Dataset records
■ ■ ■ ■ ■
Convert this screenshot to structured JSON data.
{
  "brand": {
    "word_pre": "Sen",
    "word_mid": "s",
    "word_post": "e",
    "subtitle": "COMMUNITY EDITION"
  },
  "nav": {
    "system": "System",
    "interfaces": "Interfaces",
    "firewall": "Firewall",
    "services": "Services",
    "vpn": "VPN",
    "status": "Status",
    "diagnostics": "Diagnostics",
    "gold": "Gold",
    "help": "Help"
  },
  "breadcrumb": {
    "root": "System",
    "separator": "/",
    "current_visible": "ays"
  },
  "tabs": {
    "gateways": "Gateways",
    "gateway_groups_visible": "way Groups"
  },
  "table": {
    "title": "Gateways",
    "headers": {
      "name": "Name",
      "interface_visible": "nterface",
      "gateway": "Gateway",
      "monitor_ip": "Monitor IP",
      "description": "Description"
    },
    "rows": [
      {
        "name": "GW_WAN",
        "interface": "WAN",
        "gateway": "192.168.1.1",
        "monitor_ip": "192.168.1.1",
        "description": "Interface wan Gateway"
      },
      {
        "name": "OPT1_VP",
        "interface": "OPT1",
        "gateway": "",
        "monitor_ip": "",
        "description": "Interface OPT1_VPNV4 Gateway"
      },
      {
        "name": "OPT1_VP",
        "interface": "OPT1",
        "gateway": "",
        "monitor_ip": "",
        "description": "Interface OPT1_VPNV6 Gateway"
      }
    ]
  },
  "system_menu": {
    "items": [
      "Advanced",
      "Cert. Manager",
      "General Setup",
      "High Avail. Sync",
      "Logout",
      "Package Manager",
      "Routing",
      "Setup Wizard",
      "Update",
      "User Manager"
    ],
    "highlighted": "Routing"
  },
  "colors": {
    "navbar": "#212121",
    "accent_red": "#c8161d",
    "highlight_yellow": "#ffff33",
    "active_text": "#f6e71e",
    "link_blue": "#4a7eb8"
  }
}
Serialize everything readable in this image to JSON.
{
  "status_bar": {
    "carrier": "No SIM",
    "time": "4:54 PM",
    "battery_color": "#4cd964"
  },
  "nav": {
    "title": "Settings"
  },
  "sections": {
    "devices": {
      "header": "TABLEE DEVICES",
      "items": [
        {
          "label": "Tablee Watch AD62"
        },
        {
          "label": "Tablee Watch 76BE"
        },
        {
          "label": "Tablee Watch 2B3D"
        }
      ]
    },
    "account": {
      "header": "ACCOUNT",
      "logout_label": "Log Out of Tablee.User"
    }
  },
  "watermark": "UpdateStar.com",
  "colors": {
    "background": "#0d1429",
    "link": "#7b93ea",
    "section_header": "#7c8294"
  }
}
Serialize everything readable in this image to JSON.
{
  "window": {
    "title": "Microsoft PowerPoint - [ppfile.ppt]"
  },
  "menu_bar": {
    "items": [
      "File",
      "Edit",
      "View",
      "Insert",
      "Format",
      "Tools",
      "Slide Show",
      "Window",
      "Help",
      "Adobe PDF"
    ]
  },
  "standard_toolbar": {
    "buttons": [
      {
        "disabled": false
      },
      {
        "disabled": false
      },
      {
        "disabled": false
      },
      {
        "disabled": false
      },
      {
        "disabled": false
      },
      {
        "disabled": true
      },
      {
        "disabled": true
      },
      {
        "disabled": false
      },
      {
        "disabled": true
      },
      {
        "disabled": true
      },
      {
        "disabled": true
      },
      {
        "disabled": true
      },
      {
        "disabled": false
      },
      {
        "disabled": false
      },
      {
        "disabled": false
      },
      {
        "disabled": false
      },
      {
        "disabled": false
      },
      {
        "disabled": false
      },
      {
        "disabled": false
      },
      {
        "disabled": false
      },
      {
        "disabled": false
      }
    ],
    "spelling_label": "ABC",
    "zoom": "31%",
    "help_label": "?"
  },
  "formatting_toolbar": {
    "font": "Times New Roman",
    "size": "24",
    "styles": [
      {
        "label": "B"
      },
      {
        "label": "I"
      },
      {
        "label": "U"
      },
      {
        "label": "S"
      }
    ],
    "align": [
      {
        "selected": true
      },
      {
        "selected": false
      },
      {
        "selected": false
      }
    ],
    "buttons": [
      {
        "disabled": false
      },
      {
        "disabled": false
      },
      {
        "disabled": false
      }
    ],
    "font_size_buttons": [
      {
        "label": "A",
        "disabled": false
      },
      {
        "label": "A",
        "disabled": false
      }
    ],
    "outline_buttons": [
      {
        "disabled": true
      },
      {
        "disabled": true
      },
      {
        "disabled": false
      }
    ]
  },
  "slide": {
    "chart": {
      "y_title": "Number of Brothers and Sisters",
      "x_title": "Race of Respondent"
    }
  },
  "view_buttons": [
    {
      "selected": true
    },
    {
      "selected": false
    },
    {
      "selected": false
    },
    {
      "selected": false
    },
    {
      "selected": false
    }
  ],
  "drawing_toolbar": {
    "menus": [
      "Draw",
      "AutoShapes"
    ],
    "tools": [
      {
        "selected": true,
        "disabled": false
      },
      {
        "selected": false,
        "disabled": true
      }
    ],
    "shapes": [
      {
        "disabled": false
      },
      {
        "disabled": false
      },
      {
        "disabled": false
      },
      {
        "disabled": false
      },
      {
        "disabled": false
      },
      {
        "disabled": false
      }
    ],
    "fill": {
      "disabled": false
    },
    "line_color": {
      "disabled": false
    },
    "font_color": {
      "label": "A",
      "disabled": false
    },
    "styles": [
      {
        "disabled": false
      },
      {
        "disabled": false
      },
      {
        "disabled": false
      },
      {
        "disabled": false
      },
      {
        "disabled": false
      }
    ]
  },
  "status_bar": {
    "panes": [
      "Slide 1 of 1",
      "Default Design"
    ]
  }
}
■ ■ ■ ■ ■
_Task description_. Extract all of the data exactly as written.

_Solution for this problem_.
Convert this screenshot to structured JSON data.
{
  "brand": {
    "word_pre": "Sen",
    "word_mid": "s",
    "word_post": "e",
    "subtitle": "COMMUNITY EDITION"
  },
  "nav": {
    "system": "System",
    "interfaces": "Interfaces",
    "firewall": "Firewall",
    "services": "Services",
    "vpn": "VPN",
    "status": "Status",
    "diagnostics": "Diagnostics",
    "gold": "Gold",
    "help": "Help"
  },
  "breadcrumb": {
    "root": "System",
    "separator": "/",
    "current_visible": "ays"
  },
  "tabs": {
    "gateways": "Gateways",
    "gateway_groups_visible": "way Groups"
  },
  "table": {
    "title": "Gateways",
    "headers": {
      "name": "Name",
      "interface_visible": "nterface",
      "gateway": "Gateway",
      "monitor_ip": "Monitor IP",
      "description": "Description"
    },
    "rows": [
      {
        "name": "GW_WAN",
        "interface": "WAN",
        "gateway": "192.168.1.1",
        "monitor_ip": "192.168.1.1",
        "description": "Interface wan Gateway"
      },
      {
        "name": "OPT1_VP",
        "interface": "OPT1",
        "gateway": "",
        "monitor_ip": "",
        "description": "Interface OPT1_VPNV4 Gateway"
      },
      {
        "name": "OPT1_VP",
        "interface": "OPT1",
        "gateway": "",
        "monitor_ip": "",
        "description": "Interface OPT1_VPNV6 Gateway"
      }
    ]
  },
  "system_menu": {
    "items": [
      "Advanced",
      "Cert. Manager",
      "General Setup",
      "High Avail. Sync",
      "Logout",
      "Package Manager",
      "Routing",
      "Setup Wizard",
      "Update",
      "User Manager"
    ],
    "highlighted": "Routing"
  },
  "colors": {
    "navbar": "#212121",
    "accent_red": "#c8161d",
    "highlight_yellow": "#ffff33",
    "active_text": "#f6e71e",
    "link_blue": "#4a7eb8"
  }
}
Serialize everything readable in this image to JSON.
{
  "status_bar": {
    "carrier": "No SIM",
    "time": "4:54 PM",
    "battery_color": "#4cd964"
  },
  "nav": {
    "title": "Settings"
  },
  "sections": {
    "devices": {
      "header": "TABLEE DEVICES",
      "items": [
        {
          "label": "Tablee Watch AD62"
        },
        {
          "label": "Tablee Watch 76BE"
        },
        {
          "label": "Tablee Watch 2B3D"
        }
      ]
    },
    "account": {
      "header": "ACCOUNT",
      "logout_label": "Log Out of Tablee.User"
    }
  },
  "watermark": "UpdateStar.com",
  "colors": {
    "background": "#0d1429",
    "link": "#7b93ea",
    "section_header": "#7c8294"
  }
}
Serialize everything readable in this image to JSON.
{
  "window": {
    "title": "Microsoft PowerPoint - [ppfile.ppt]"
  },
  "menu_bar": {
    "items": [
      "File",
      "Edit",
      "View",
      "Insert",
      "Format",
      "Tools",
      "Slide Show",
      "Window",
      "Help",
      "Adobe PDF"
    ]
  },
  "standard_toolbar": {
    "buttons": [
      {
        "disabled": false
      },
      {
        "disabled": false
      },
      {
        "disabled": false
      },
      {
        "disabled": false
      },
      {
        "disabled": false
      },
      {
        "disabled": true
      },
      {
        "disabled": true
      },
      {
        "disabled": false
      },
      {
        "disabled": true
      },
      {
        "disabled": true
      },
      {
        "disabled": true
      },
      {
        "disabled": true
      },
      {
        "disabled": false
      },
      {
        "disabled": false
      },
      {
        "disabled": false
      },
      {
        "disabled": false
      },
      {
        "disabled": false
      },
      {
        "disabled": false
      },
      {
        "disabled": false
      },
      {
        "disabled": false
      },
      {
        "disabled": false
      }
    ],
    "spelling_label": "ABC",
    "zoom": "31%",
    "help_label": "?"
  },
  "formatting_toolbar": {
    "font": "Times New Roman",
    "size": "24",
    "styles": [
      {
        "label": "B"
      },
      {
        "label": "I"
      },
      {
        "label": "U"
      },
      {
        "label": "S"
      }
    ],
    "align": [
      {
        "selected": true
      },
      {
        "selected": false
      },
      {
        "selected": false
      }
    ],
    "buttons": [
      {
        "disabled": false
      },
      {
        "disabled": false
      },
      {
        "disabled": false
      }
    ],
    "font_size_buttons": [
      {
        "label": "A",
        "disabled": false
      },
      {
        "label": "A",
        "disabled": false
      }
    ],
    "outline_buttons": [
      {
        "disabled": true
      },
      {
        "disabled": true
      },
      {
        "disabled": false
      }
    ]
  },
  "slide": {
    "chart": {
      "y_title": "Number of Brothers and Sisters",
      "x_title": "Race of Respondent"
    }
  },
  "view_buttons": [
    {
      "selected": true
    },
    {
      "selected": false
    },
    {
      "selected": false
    },
    {
      "selected": false
    },
    {
      "selected": false
    }
  ],
  "drawing_toolbar": {
    "menus": [
      "Draw",
      "AutoShapes"
    ],
    "tools": [
      {
        "selected": true,
        "disabled": false
      },
      {
        "selected": false,
        "disabled": true
      }
    ],
    "shapes": [
      {
        "disabled": false
      },
      {
        "disabled": false
      },
      {
        "disabled": false
      },
      {
        "disabled": false
      },
      {
        "disabled": false
      },
      {
        "disabled": false
      }
    ],
    "fill": {
      "disabled": false
    },
    "line_color": {
      "disabled": false
    },
    "font_color": {
      "label": "A",
      "disabled": false
    },
    "styles": [
      {
        "disabled": false
      },
      {
        "disabled": false
      },
      {
        "disabled": false
      },
      {
        "disabled": false
      },
      {
        "disabled": false
      }
    ]
  },
  "status_bar": {
    "panes": [
      "Slide 1 of 1",
      "Default Design"
    ]
  }
}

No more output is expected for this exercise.